*Exercise:* Print the full listing exactly.

*Input for this task:*
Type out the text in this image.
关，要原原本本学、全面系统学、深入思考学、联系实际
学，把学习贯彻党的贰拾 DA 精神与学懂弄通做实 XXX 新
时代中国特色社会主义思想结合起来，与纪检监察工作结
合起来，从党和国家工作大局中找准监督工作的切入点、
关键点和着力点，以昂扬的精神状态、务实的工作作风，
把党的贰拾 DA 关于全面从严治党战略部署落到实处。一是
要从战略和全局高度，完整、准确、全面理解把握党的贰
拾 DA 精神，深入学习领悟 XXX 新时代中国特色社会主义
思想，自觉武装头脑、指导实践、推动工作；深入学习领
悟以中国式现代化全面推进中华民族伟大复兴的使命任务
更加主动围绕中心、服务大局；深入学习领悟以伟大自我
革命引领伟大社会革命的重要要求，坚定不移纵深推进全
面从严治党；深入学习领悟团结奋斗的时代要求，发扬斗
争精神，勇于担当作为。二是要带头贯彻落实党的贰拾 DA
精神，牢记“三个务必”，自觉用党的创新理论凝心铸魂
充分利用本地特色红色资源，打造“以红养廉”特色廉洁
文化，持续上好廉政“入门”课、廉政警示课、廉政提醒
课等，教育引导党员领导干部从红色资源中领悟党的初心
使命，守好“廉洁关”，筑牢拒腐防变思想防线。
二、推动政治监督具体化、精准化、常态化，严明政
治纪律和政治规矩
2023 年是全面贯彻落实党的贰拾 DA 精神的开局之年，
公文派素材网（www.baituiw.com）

*Solution for this task:*
Type out the text in this image.
关，要原原本本学、全面系统学、深入思考学、联系实际
学，把学习贯彻党的贰拾 DA 精神与学懂弄通做实 XXX 新
时代中国特色社会主义思想结合起来，与纪检监察工作结
合起来，从党和国家工作大局中找准监督工作的切入点、
关键点和着力点，以昂扬的精神状态、务实的工作作风，
把党的贰拾 DA 关于全面从严治党战略部署落到实处。一是
要从战略和全局高度，完整、准确、全面理解把握党的贰
拾 DA 精神，深入学习领悟 XXX 新时代中国特色社会主义
思想，自觉武装头脑、指导实践、推动工作；深入学习领
悟以中国式现代化全面推进中华民族伟大复兴的使命任务
更加主动围绕中心、服务大局；深入学习领悟以伟大自我
革命引领伟大社会革命的重要要求，坚定不移纵深推进全
面从严治党；深入学习领悟团结奋斗的时代要求，发扬斗
争精神，勇于担当作为。二是要带头贯彻落实党的贰拾 DA
精神，牢记“三个务必”，自觉用党的创新理论凝心铸魂
充分利用本地特色红色资源，打造“以红养廉”特色廉洁
文化，持续上好廉政“入门”课、廉政警示课、廉政提醒
课等，教育引导党员领导干部从红色资源中领悟党的初心
使命，守好“廉洁关”，筑牢拒腐防变思想防线。
二、推动政治监督具体化、精准化、常态化，严明政
治纪律和政治规矩
2023 年是全面贯彻落实党的贰拾 DA 精神的开局之年，
公文派素材网（www.baituiw.com）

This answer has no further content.